- EXERCISE
Please set down all the lines beneath this one exactly, without the pictures.

[Data records]
══════

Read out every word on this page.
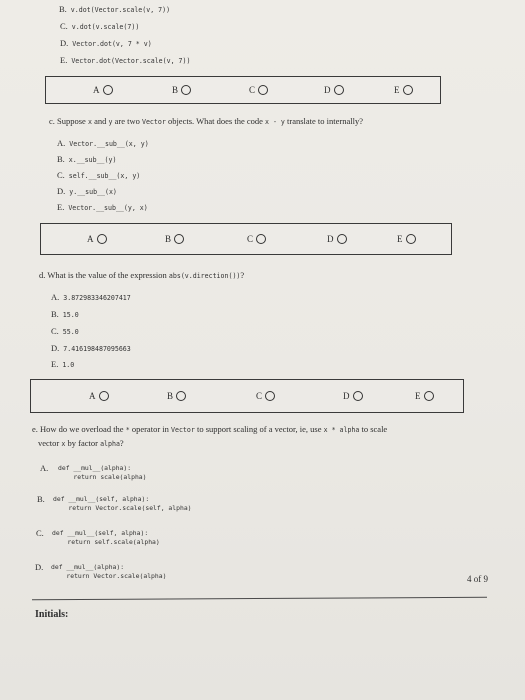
B. v.dot(Vector.scale(v, 7))
C. v.dot(v.scale(7))
D. Vector.dot(v, 7 * v)
E. Vector.dot(Vector.scale(v, 7))
A	B	C	D	E
c. Suppose x and y are two Vector objects. What does the code x - y translate to internally?
A. Vector.__sub__(x, y)
B. x.__sub__(y)
C. self.__sub__(x, y)
D. y.__sub__(x)
E. Vector.__sub__(y, x)
A	B	C	D	E
d. What is the value of the expression abs(v.direction())?
A. 3.872983346207417
B. 15.0
C. 55.0
D. 7.416198487095663
E. 1.0
A	B	C	D	E
e. How do we overload the * operator in Vector to support scaling of a vector, ie, use x * alpha to scale
vector x by factor alpha?
A.	def __mul__(alpha):
return scale(alpha)
B.	def __mul__(self, alpha):
return Vector.scale(self, alpha)
C.	def __mul__(self, alpha):
return self.scale(alpha)
D.	def __mul__(alpha):
return Vector.scale(alpha)	4 of 9
Initials:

══════

- FINISHED ANSWER
Read out every word on this page.
B. v.dot(Vector.scale(v, 7))
C. v.dot(v.scale(7))
D. Vector.dot(v, 7 * v)
E. Vector.dot(Vector.scale(v, 7))
A	B	C	D	E
c. Suppose x and y are two Vector objects. What does the code x - y translate to internally?
A. Vector.__sub__(x, y)
B. x.__sub__(y)
C. self.__sub__(x, y)
D. y.__sub__(x)
E. Vector.__sub__(y, x)
A	B	C	D	E
d. What is the value of the expression abs(v.direction())?
A. 3.872983346207417
B. 15.0
C. 55.0
D. 7.416198487095663
E. 1.0
A	B	C	D	E
e. How do we overload the * operator in Vector to support scaling of a vector, ie, use x * alpha to scale
vector x by factor alpha?
A.	def __mul__(alpha):
return scale(alpha)
B.	def __mul__(self, alpha):
return Vector.scale(self, alpha)
C.	def __mul__(self, alpha):
return self.scale(alpha)
D.	def __mul__(alpha):
return Vector.scale(alpha)	4 of 9
Initials:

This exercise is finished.